Writing the MutekH configuration file

Our configuration file is named hello/config_emu. Details about configuration file is explained later. This configuration file describe the following things:

• The application license, used to check license consistency for modules in use,
• The target hardware platform and processor
• Use of the POSIX threads library
• Use of terminal output
• Declaration of a new "hello" modules

The MutekH source code is split in modules. We now have to declare our new module to have it compiled along with the kernel by the build system. As modules may be located out of the source tree, we have to specify the module directory.
--------
Exercise prompt: Duplicate word for word the portion of the MutekH configuration excerpt that begins with the words containing "Writing the MutekH" and ends with "the module directory.". The records are not required for this work and may be disregarded.

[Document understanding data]
--------
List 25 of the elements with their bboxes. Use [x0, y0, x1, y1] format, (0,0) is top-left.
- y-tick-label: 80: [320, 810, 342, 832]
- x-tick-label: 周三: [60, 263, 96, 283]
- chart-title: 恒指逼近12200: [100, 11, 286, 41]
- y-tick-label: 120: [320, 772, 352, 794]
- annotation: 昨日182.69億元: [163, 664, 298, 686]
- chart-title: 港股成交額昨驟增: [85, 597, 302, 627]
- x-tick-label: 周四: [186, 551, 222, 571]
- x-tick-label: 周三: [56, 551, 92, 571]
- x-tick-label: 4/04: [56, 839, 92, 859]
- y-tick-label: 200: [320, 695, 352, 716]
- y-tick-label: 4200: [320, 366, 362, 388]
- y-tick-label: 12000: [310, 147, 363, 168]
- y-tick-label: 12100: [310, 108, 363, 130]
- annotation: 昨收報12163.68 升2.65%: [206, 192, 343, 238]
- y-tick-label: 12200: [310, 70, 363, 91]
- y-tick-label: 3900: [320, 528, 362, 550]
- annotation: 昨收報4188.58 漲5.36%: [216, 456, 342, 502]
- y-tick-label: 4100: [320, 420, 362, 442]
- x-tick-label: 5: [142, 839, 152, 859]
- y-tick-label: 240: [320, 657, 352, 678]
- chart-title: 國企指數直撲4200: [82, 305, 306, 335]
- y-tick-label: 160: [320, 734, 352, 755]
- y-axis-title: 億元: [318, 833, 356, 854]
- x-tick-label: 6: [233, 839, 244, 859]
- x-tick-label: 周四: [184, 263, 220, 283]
--------
Solution:
Writing the MutekH configuration file

Our configuration file is named hello/config_emu. Details about configuration file is explained later. This configuration file describe the following things:

• The application license, used to check license consistency for modules in use,
• The target hardware platform and processor
• Use of the POSIX threads library
• Use of terminal output
• Declaration of a new "hello" modules

The MutekH source code is split in modules. We now have to declare our new module to have it compiled along with the kernel by the build system. As modules may be located out of the source tree, we have to specify the module directory.